**Problem requirements:** Every line that holds "oder" should be shown.

+++ Exercise material

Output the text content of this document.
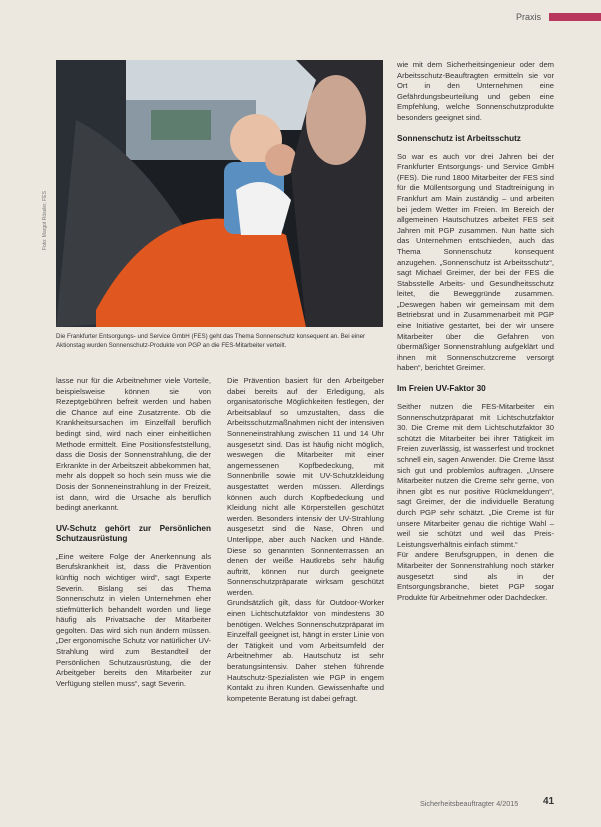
Praxis
Foto: Margot Rössler, FES
Die Frankfurter Entsorgungs- und Service GmbH (FES) geht das Thema Sonnenschutz konsequent an. Bei einer Aktionstag wurden Sonnenschutz-Produkte von PGP an die FES-Mitarbeiter verteilt.

lasse nur für die Arbeitnehmer viele Vorteile, beispielsweise können sie von Rezeptgebühren befreit werden und haben die Chance auf eine Zusatzrente. Ob die Krankheitsursachen im Einzelfall beruflich bedingt sind, wird nach einer einheitlichen Methode ermittelt. Eine Positionsfeststellung, dass die Dosis der Sonnenstrahlung, die der Erkrankte in der Arbeitszeit abbekommen hat, mehr als doppelt so hoch sein muss wie die Dosis der Sonneneinstrahlung in der Freizeit, ist dann, wird die Ursache als beruflich bedingt anerkannt.

UV-Schutz gehört zur Persönlichen Schutzausrüstung

„Eine weitere Folge der Anerkennung als Berufskrankheit ist, dass die Prävention künftig noch wichtiger wird“, sagt Experte Severin. Bislang sei das Thema Sonnenschutz in vielen Unternehmen eher stiefmütterlich behandelt worden und liege häufig als Privatsache der Mitarbeiter gegolten. Das wird sich nun ändern müssen. „Der ergonomische Schutz vor natürlicher UV-Strahlung wird zum Bestandteil der Persönlichen Schutzausrüstung, die der Arbeitgeber bereits den Mitarbeiter zur Verfügung stellen muss“, sagt Severin.

Die Prävention basiert für den Arbeitgeber dabei bereits auf der Erledigung, als organisatorische Möglichkeiten festlegen, der Arbeitsablauf so umzustalten, dass die Arbeitsschutzmaßnahmen nicht der intensiven Sonneneinstrahlung zwischen 11 und 14 Uhr ausgesetzt sind. Das ist häufig nicht möglich, weswegen die Mitarbeiter mit einer angemessenen Kopfbedeckung, mit Sonnenbrille sowie mit UV-Schutzkleidung ausgestattet werden müssen. Allerdings können auch durch Kopfbedeckung und Kleidung nicht alle Körperstellen geschützt werden. Besonders intensiv der UV-Strahlung ausgesetzt sind die Nase, Ohren und Unterlippe, aber auch Nacken und Hände. Diese so genannten Sonnenterrassen an denen der weiße Hautkrebs sehr häufig auftritt, können nur durch geeignete Sonnenschutzpräparate wirksam geschützt werden.

Grundsätzlich gilt, dass für Outdoor-Worker einen Lichtschutzfaktor von mindestens 30 benötigen. Welches Sonnenschutzpräparat im Einzelfall geeignet ist, hängt in erster Linie von der Tätigkeit und vom Arbeitsumfeld der Arbeitnehmer ab. Hautschutz ist sehr beratungsintensiv. Daher stehen führende Hautschutz-Spezialisten wie PGP in engem Kontakt zu ihren Kunden. Gewissenhafte und kompetente Beratung ist dabei gefragt.

wie mit dem Sicherheitsingenieur oder dem Arbeitsschutz-Beauftragten ermitteln sie vor Ort in den Unternehmen eine Gefährdungsbeurteilung und geben eine Empfehlung, welche Sonnenschutzprodukte besonders geeignet sind.

Sonnenschutz ist Arbeitsschutz

So war es auch vor drei Jahren bei der Frankfurter Entsorgungs- und Service GmbH (FES). Die rund 1800 Mitarbeiter der FES sind für die Müllentsorgung und Stadtreinigung in Frankfurt am Main zuständig – und arbeiten bei jedem Wetter im Freien. Im Bereich der allgemeinen Hautschutzes arbeitet FES seit Jahren mit PGP zusammen. Nun hatte sich das Unternehmen entschieden, auch das Thema Sonnenschutz konsequent anzugehen. „Sonnenschutz ist Arbeitsschutz“, sagt Michael Greimer, der bei der FES die Stabsstelle Arbeits- und Gesundheitsschutz leitet, die Beweggründe zusammen. „Deswegen haben wir gemeinsam mit dem Betriebsrat und in Zusammenarbeit mit PGP eine Initiative gestartet, bei der wir unsere Mitarbeiter über die Gefahren von übermäßiger Sonnenstrahlung aufgeklärt und ihnen mit Sonnenschutzcreme versorgt haben“, berichtet Greimer.

Im Freien UV-Faktor 30

Seither nutzen die FES-Mitarbeiter ein Sonnenschutzpräparat mit Lichtschutzfaktor 30. Die Creme mit dem Lichtschutzfaktor 30 schützt die Mitarbeiter bei ihrer Tätigkeit im Freien zuverlässig, ist wasserfest und trocknet schnell ein, sagen Anwender. Die Creme lässt sich gut und problemlos auftragen. „Unsere Mitarbeiter nutzen die Creme sehr gerne, von ihnen gibt es nur positive Rückmeldungen“, sagt Greimer, der die individuelle Beratung durch PGP sehr schätzt. „Die Creme ist für unsere Mitarbeiter genau die richtige Wahl – weil sie schützt und weil das Preis-Leistungsverhältnis einfach stimmt.“

Für andere Berufsgruppen, in denen die Mitarbeiter der Sonnenstrahlung noch stärker ausgesetzt sind als in der Entsorgungsbranche, bietet PGP sogar Produkte für Arbeitnehmer oder Dachdecker.

Sicherheitsbeauftragter 4/2015 41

++++++

**Exercise answer:**
wie mit dem Sicherheitsingenieur oder dem Arbeitsschutz-Beauftragten ermitteln sie vor Ort in den Unternehmen eine Gefährdungsbeurteilung und geben eine Empfehlung, welche Sonnenschutzprodukte besonders geeignet sind.
Für andere Berufsgruppen, in denen die Mitarbeiter der Sonnenstrahlung noch stärker ausgesetzt sind als in der Entsorgungsbranche, bietet PGP sogar Produkte für Arbeitnehmer oder Dachdecker.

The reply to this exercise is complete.